Exercise requirements — Pick out every line in the data below that holds "海口市第十四中学".

[Saved data entries]

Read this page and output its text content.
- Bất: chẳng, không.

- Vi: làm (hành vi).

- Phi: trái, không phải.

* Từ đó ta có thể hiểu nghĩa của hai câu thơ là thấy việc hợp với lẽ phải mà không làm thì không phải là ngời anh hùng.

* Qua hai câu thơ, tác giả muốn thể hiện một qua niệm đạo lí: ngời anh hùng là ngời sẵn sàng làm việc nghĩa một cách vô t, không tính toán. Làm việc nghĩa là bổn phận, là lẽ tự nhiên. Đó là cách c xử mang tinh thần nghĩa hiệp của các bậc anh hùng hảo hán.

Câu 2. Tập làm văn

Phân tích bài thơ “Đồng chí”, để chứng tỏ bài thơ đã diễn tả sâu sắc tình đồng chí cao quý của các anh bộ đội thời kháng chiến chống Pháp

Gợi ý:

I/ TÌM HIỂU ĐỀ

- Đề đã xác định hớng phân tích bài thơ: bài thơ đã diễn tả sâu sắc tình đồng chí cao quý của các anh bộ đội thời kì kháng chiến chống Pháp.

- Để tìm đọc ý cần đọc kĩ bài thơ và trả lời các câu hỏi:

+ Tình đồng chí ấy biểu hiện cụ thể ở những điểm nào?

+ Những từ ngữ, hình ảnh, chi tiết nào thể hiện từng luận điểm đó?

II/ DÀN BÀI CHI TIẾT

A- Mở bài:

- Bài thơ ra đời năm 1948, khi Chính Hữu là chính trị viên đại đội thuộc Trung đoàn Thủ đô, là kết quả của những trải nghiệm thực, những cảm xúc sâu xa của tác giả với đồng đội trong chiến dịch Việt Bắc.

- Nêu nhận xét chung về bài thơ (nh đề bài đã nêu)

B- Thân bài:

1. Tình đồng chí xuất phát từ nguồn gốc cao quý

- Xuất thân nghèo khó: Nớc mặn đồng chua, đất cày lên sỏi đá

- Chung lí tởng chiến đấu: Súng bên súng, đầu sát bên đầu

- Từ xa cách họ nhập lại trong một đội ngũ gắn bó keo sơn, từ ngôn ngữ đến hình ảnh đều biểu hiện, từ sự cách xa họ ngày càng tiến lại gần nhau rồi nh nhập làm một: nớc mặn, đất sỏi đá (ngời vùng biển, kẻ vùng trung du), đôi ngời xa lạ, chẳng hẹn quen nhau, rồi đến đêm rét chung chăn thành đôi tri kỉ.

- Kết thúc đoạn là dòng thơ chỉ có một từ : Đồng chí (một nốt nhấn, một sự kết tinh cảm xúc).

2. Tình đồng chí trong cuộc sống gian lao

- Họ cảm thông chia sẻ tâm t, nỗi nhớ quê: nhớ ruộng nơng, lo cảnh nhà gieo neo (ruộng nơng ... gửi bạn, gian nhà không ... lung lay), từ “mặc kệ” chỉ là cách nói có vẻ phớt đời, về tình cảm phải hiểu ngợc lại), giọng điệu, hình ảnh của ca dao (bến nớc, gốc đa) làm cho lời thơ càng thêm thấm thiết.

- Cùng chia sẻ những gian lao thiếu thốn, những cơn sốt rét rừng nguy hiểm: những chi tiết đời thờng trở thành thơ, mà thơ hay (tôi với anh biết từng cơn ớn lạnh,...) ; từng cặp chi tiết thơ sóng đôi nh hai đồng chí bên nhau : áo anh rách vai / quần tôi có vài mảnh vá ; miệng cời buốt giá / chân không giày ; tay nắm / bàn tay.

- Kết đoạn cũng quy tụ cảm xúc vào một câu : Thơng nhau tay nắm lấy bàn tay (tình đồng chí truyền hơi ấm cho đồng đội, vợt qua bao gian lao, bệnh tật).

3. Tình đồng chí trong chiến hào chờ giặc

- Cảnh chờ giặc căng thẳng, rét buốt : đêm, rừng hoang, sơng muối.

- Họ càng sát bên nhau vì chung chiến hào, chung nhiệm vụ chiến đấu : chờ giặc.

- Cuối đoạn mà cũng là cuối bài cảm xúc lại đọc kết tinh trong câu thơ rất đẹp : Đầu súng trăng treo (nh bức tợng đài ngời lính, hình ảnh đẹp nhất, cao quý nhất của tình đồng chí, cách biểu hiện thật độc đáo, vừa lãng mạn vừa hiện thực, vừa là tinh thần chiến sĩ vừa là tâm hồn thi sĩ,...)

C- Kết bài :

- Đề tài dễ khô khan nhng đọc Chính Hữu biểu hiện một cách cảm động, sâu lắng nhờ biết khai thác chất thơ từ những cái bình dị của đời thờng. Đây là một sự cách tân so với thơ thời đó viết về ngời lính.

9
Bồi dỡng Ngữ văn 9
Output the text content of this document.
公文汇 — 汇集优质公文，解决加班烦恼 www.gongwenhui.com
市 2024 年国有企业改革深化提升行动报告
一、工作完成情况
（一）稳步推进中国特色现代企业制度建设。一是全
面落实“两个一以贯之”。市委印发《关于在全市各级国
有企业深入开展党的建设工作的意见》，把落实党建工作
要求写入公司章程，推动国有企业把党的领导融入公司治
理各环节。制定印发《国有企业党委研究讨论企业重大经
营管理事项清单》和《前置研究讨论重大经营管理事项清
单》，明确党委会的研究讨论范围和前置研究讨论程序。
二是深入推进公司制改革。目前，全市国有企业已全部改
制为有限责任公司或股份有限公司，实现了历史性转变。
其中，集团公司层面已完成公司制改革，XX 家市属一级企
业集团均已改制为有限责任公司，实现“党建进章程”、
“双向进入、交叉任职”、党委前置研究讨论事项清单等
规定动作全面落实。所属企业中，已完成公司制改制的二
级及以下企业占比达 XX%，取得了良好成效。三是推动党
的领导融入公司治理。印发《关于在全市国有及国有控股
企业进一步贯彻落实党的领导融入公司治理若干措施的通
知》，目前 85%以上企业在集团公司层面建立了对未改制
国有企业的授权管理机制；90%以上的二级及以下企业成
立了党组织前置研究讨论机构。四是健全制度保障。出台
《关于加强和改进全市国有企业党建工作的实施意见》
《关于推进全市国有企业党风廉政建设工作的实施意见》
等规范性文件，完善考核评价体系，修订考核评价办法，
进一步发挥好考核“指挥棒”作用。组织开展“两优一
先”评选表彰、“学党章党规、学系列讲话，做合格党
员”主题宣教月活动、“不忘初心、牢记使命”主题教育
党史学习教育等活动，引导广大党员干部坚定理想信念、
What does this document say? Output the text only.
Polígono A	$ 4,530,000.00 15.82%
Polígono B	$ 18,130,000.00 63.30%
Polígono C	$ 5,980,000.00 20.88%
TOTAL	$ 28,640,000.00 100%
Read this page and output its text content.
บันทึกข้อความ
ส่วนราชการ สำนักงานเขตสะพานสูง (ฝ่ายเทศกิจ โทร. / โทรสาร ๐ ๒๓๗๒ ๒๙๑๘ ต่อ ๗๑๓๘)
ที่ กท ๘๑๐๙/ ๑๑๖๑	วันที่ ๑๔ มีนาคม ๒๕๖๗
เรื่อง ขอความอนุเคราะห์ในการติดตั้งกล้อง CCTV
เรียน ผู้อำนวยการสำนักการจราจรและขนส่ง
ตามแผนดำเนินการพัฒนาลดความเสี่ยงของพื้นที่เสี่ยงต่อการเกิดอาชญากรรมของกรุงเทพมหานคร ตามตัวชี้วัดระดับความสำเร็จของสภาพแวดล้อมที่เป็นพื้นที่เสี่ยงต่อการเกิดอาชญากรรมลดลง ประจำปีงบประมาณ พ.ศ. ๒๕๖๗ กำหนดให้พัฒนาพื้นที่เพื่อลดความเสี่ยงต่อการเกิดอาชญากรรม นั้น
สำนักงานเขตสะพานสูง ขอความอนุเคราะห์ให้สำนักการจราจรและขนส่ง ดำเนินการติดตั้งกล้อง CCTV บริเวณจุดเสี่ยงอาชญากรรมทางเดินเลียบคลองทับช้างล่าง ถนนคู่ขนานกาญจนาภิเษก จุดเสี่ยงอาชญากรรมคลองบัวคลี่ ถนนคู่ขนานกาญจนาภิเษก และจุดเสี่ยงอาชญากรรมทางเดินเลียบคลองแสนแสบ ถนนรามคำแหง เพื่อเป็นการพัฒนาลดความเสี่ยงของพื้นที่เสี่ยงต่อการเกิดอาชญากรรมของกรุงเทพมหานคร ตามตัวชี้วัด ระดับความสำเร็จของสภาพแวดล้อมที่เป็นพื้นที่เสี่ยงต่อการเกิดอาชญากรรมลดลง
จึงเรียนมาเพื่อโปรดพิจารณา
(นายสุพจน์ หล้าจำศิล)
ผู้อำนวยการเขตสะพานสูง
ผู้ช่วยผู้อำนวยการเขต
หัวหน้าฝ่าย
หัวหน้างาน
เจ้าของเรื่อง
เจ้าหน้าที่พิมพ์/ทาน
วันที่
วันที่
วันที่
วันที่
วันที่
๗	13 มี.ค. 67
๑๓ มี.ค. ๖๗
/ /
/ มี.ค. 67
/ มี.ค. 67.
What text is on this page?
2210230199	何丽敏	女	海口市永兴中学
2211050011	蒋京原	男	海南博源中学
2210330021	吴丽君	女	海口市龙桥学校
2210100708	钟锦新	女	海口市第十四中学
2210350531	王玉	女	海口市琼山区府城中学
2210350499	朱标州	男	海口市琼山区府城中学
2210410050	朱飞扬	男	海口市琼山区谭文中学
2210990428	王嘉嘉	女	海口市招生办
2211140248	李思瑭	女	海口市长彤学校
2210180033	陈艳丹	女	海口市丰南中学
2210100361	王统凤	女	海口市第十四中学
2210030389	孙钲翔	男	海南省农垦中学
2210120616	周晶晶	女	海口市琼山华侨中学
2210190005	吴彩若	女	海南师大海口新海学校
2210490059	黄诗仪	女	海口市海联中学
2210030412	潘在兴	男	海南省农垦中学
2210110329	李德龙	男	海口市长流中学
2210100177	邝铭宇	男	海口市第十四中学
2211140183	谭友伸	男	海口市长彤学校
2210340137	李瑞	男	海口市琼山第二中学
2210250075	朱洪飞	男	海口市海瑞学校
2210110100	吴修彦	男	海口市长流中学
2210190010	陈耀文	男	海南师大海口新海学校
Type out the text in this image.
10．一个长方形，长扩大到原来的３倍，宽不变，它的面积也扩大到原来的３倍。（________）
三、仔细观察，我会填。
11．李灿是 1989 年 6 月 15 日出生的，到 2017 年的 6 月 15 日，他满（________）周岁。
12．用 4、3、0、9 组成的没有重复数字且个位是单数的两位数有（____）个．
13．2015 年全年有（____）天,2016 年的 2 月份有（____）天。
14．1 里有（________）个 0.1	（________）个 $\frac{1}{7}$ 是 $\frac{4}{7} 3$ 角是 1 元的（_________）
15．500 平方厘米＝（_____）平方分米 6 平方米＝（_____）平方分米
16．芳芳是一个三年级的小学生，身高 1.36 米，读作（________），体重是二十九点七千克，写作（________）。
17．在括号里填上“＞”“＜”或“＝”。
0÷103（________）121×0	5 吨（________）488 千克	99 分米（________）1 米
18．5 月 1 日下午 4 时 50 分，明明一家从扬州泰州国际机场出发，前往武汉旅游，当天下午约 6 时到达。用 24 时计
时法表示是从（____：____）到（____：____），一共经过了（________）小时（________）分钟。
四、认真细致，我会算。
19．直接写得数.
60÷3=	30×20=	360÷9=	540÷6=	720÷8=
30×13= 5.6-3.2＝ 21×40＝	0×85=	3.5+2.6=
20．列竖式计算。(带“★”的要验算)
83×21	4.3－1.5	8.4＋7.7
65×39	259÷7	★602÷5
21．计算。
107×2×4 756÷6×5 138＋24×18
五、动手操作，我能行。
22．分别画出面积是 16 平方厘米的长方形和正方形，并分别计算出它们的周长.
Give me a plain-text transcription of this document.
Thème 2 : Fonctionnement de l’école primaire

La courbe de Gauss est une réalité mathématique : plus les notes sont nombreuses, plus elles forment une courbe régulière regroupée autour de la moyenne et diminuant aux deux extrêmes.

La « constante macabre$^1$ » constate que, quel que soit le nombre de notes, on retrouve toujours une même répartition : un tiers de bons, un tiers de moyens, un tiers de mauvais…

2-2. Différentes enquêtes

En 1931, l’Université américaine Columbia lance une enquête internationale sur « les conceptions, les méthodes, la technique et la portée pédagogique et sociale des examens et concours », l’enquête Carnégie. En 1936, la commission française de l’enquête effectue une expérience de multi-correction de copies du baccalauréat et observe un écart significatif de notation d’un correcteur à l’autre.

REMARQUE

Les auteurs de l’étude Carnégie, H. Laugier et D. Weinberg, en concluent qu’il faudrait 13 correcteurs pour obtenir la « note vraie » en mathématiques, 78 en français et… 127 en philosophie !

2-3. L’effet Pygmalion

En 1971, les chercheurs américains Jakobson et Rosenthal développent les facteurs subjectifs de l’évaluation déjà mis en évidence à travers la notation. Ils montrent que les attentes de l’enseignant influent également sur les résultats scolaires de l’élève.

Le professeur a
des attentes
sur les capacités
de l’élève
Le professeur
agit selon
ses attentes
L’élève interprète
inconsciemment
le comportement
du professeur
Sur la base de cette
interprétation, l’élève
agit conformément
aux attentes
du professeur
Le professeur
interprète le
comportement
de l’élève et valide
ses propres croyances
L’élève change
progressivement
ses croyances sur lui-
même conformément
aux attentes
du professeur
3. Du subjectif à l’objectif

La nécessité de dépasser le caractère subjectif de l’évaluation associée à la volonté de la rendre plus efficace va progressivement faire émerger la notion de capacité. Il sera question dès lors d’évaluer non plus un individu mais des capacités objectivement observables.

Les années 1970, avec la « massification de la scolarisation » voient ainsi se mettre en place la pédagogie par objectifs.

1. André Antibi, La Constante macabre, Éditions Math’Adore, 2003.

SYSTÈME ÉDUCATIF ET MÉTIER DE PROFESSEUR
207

Solution to this problem —
2210100708	钟锦新	女	海口市第十四中学
2210100361	王统凤	女	海口市第十四中学
2210100177	邝铭宇	男	海口市第十四中学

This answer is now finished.